- Prompt:
Transcribe all the entries word for word, skipping the pictures.

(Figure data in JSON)
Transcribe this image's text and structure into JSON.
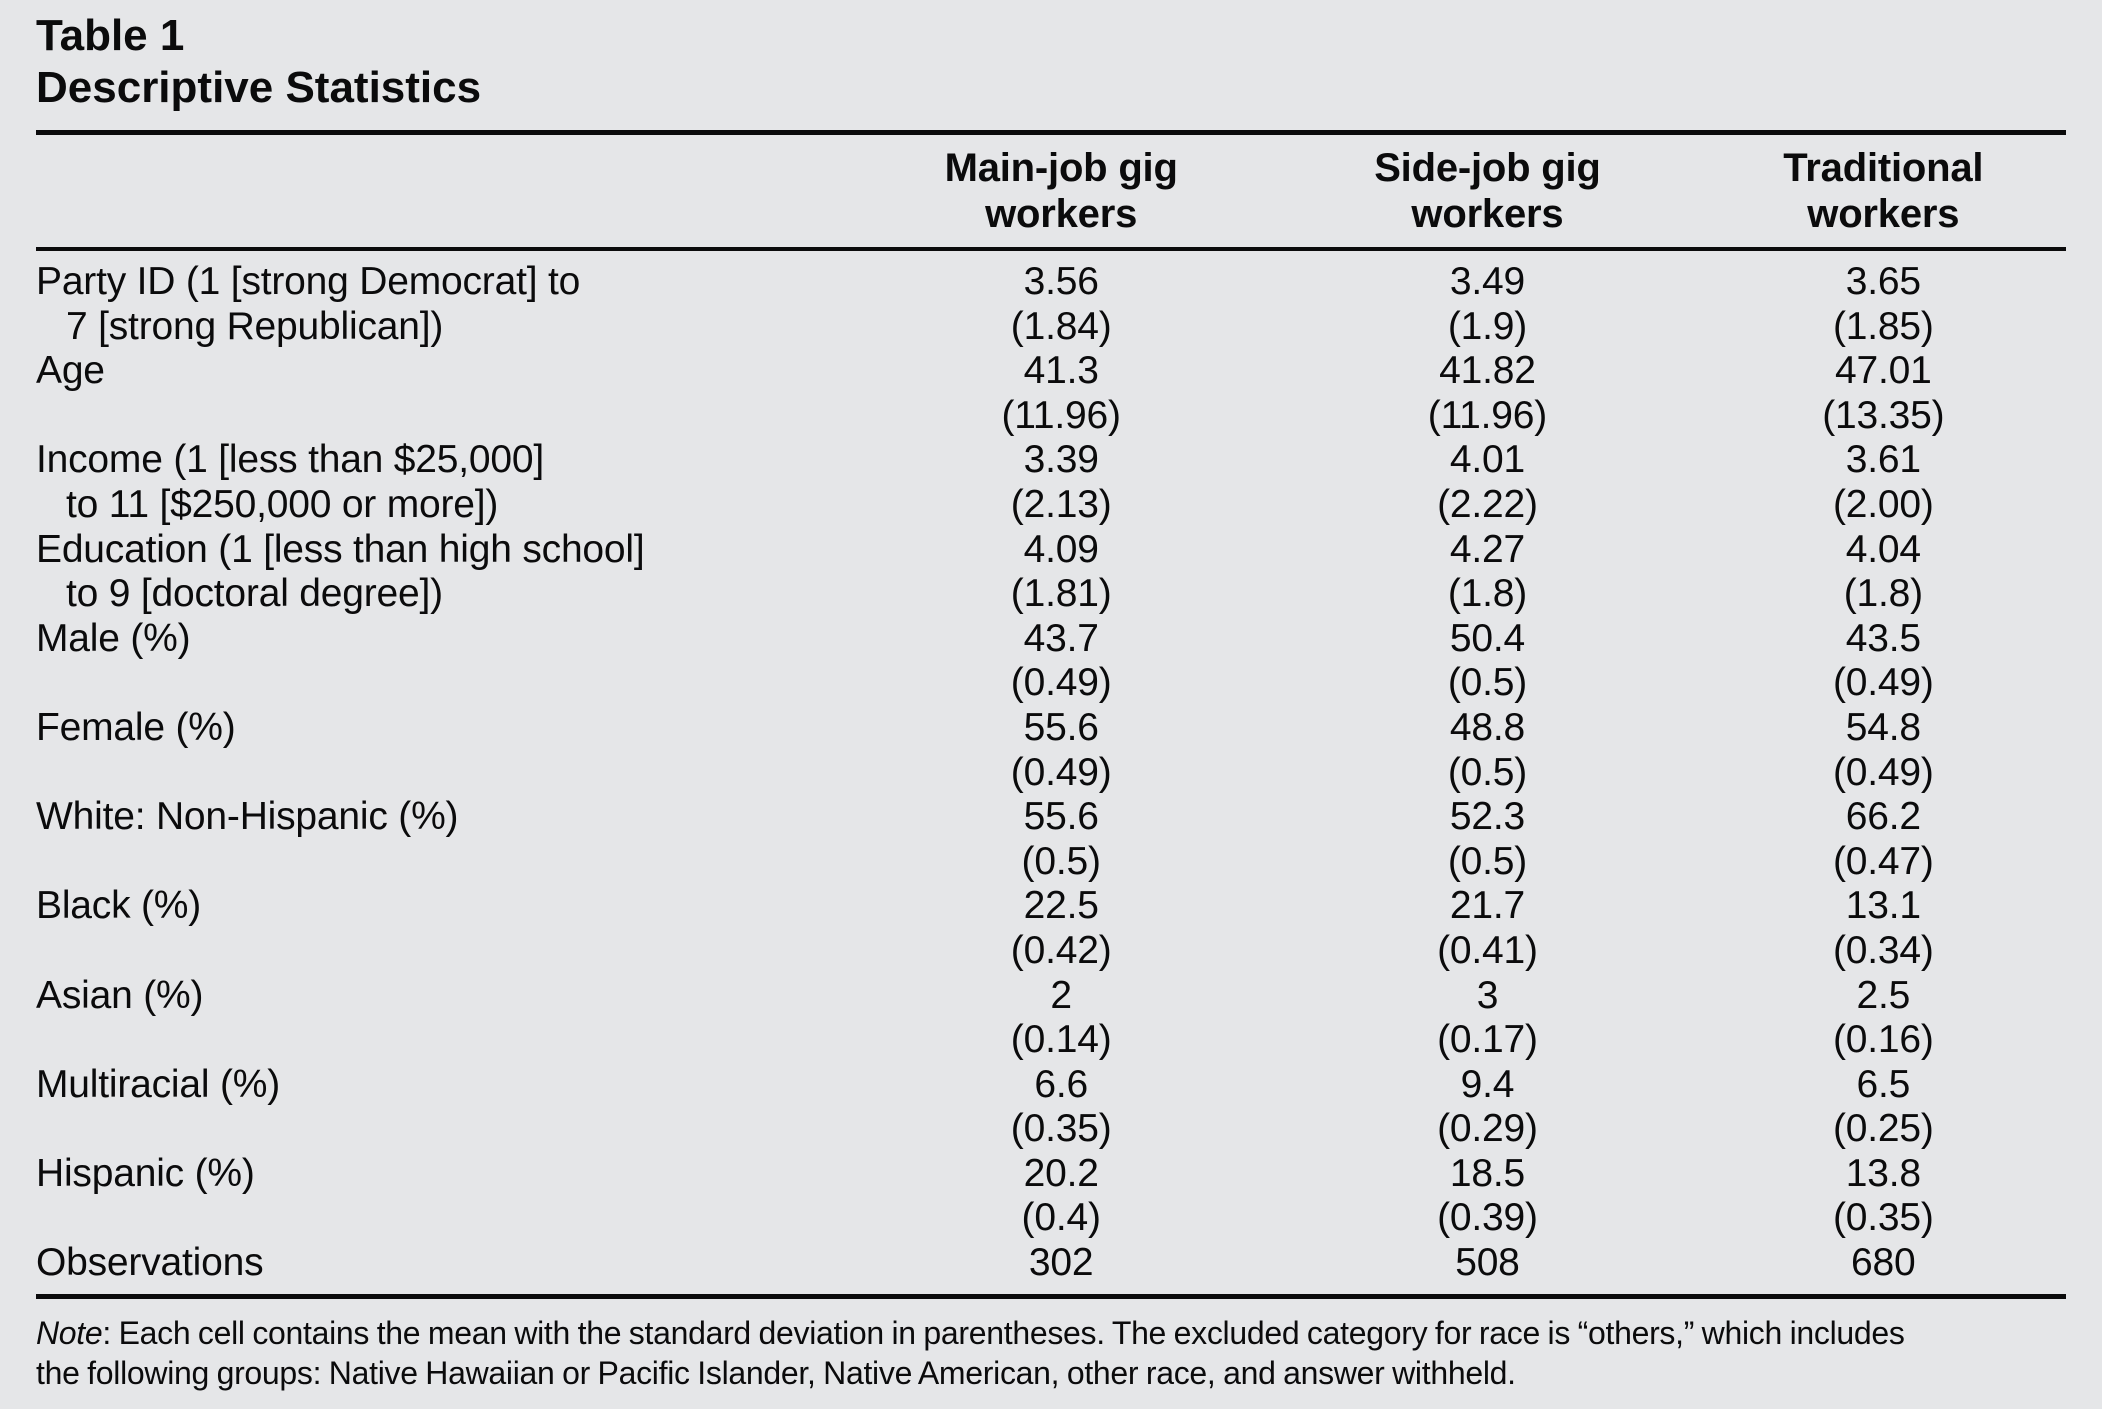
{
  "title": {
    "line1": "Table 1",
    "line2": "Descriptive Statistics"
  },
  "columns": [
    {
      "line1": "Main-job gig",
      "line2": "workers"
    },
    {
      "line1": "Side-job gig",
      "line2": "workers"
    },
    {
      "line1": "Traditional",
      "line2": "workers"
    }
  ],
  "rows": [
    {
      "label": [
        "Party ID (1 [strong Democrat] to",
        "7 [strong Republican])"
      ],
      "means": [
        "3.56",
        "3.49",
        "3.65"
      ],
      "sds": [
        "(1.84)",
        "(1.9)",
        "(1.85)"
      ]
    },
    {
      "label": [
        "Age",
        ""
      ],
      "means": [
        "41.3",
        "41.82",
        "47.01"
      ],
      "sds": [
        "(11.96)",
        "(11.96)",
        "(13.35)"
      ]
    },
    {
      "label": [
        "Income (1 [less than $25,000]",
        "to 11 [$250,000 or more])"
      ],
      "means": [
        "3.39",
        "4.01",
        "3.61"
      ],
      "sds": [
        "(2.13)",
        "(2.22)",
        "(2.00)"
      ]
    },
    {
      "label": [
        "Education (1 [less than high school]",
        "to 9 [doctoral degree])"
      ],
      "means": [
        "4.09",
        "4.27",
        "4.04"
      ],
      "sds": [
        "(1.81)",
        "(1.8)",
        "(1.8)"
      ]
    },
    {
      "label": [
        "Male (%)",
        ""
      ],
      "means": [
        "43.7",
        "50.4",
        "43.5"
      ],
      "sds": [
        "(0.49)",
        "(0.5)",
        "(0.49)"
      ]
    },
    {
      "label": [
        "Female (%)",
        ""
      ],
      "means": [
        "55.6",
        "48.8",
        "54.8"
      ],
      "sds": [
        "(0.49)",
        "(0.5)",
        "(0.49)"
      ]
    },
    {
      "label": [
        "White: Non-Hispanic (%)",
        ""
      ],
      "means": [
        "55.6",
        "52.3",
        "66.2"
      ],
      "sds": [
        "(0.5)",
        "(0.5)",
        "(0.47)"
      ]
    },
    {
      "label": [
        "Black (%)",
        ""
      ],
      "means": [
        "22.5",
        "21.7",
        "13.1"
      ],
      "sds": [
        "(0.42)",
        "(0.41)",
        "(0.34)"
      ]
    },
    {
      "label": [
        "Asian (%)",
        ""
      ],
      "means": [
        "2",
        "3",
        "2.5"
      ],
      "sds": [
        "(0.14)",
        "(0.17)",
        "(0.16)"
      ]
    },
    {
      "label": [
        "Multiracial (%)",
        ""
      ],
      "means": [
        "6.6",
        "9.4",
        "6.5"
      ],
      "sds": [
        "(0.35)",
        "(0.29)",
        "(0.25)"
      ]
    },
    {
      "label": [
        "Hispanic (%)",
        ""
      ],
      "means": [
        "20.2",
        "18.5",
        "13.8"
      ],
      "sds": [
        "(0.4)",
        "(0.39)",
        "(0.35)"
      ]
    },
    {
      "label": [
        "Observations",
        ""
      ],
      "means": [
        "302",
        "508",
        "680"
      ],
      "sds": null
    }
  ],
  "note": {
    "prefix": "Note",
    "line1_rest": ": Each cell contains the mean with the standard deviation in parentheses. The excluded category for race is “others,” which includes",
    "line2": "the following groups: Native Hawaiian or Pacific Islander, Native American, other race, and answer withheld."
  },
  "colors": {
    "background": "#e5e6e8",
    "text": "#0b0b0c"
  }
}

- Result:
Transcribe this image's text and structure into JSON.
{
  "title": {
    "line1": "Table 1",
    "line2": "Descriptive Statistics"
  },
  "columns": [
    {
      "line1": "Main-job gig",
      "line2": "workers"
    },
    {
      "line1": "Side-job gig",
      "line2": "workers"
    },
    {
      "line1": "Traditional",
      "line2": "workers"
    }
  ],
  "rows": [
    {
      "label": [
        "Party ID (1 [strong Democrat] to",
        "7 [strong Republican])"
      ],
      "means": [
        "3.56",
        "3.49",
        "3.65"
      ],
      "sds": [
        "(1.84)",
        "(1.9)",
        "(1.85)"
      ]
    },
    {
      "label": [
        "Age",
        ""
      ],
      "means": [
        "41.3",
        "41.82",
        "47.01"
      ],
      "sds": [
        "(11.96)",
        "(11.96)",
        "(13.35)"
      ]
    },
    {
      "label": [
        "Income (1 [less than $25,000]",
        "to 11 [$250,000 or more])"
      ],
      "means": [
        "3.39",
        "4.01",
        "3.61"
      ],
      "sds": [
        "(2.13)",
        "(2.22)",
        "(2.00)"
      ]
    },
    {
      "label": [
        "Education (1 [less than high school]",
        "to 9 [doctoral degree])"
      ],
      "means": [
        "4.09",
        "4.27",
        "4.04"
      ],
      "sds": [
        "(1.81)",
        "(1.8)",
        "(1.8)"
      ]
    },
    {
      "label": [
        "Male (%)",
        ""
      ],
      "means": [
        "43.7",
        "50.4",
        "43.5"
      ],
      "sds": [
        "(0.49)",
        "(0.5)",
        "(0.49)"
      ]
    },
    {
      "label": [
        "Female (%)",
        ""
      ],
      "means": [
        "55.6",
        "48.8",
        "54.8"
      ],
      "sds": [
        "(0.49)",
        "(0.5)",
        "(0.49)"
      ]
    },
    {
      "label": [
        "White: Non-Hispanic (%)",
        ""
      ],
      "means": [
        "55.6",
        "52.3",
        "66.2"
      ],
      "sds": [
        "(0.5)",
        "(0.5)",
        "(0.47)"
      ]
    },
    {
      "label": [
        "Black (%)",
        ""
      ],
      "means": [
        "22.5",
        "21.7",
        "13.1"
      ],
      "sds": [
        "(0.42)",
        "(0.41)",
        "(0.34)"
      ]
    },
    {
      "label": [
        "Asian (%)",
        ""
      ],
      "means": [
        "2",
        "3",
        "2.5"
      ],
      "sds": [
        "(0.14)",
        "(0.17)",
        "(0.16)"
      ]
    },
    {
      "label": [
        "Multiracial (%)",
        ""
      ],
      "means": [
        "6.6",
        "9.4",
        "6.5"
      ],
      "sds": [
        "(0.35)",
        "(0.29)",
        "(0.25)"
      ]
    },
    {
      "label": [
        "Hispanic (%)",
        ""
      ],
      "means": [
        "20.2",
        "18.5",
        "13.8"
      ],
      "sds": [
        "(0.4)",
        "(0.39)",
        "(0.35)"
      ]
    },
    {
      "label": [
        "Observations",
        ""
      ],
      "means": [
        "302",
        "508",
        "680"
      ],
      "sds": null
    }
  ],
  "note": {
    "prefix": "Note",
    "line1_rest": ": Each cell contains the mean with the standard deviation in parentheses. The excluded category for race is “others,” which includes",
    "line2": "the following groups: Native Hawaiian or Pacific Islander, Native American, other race, and answer withheld."
  },
  "colors": {
    "background": "#e5e6e8",
    "text": "#0b0b0c"
  }
}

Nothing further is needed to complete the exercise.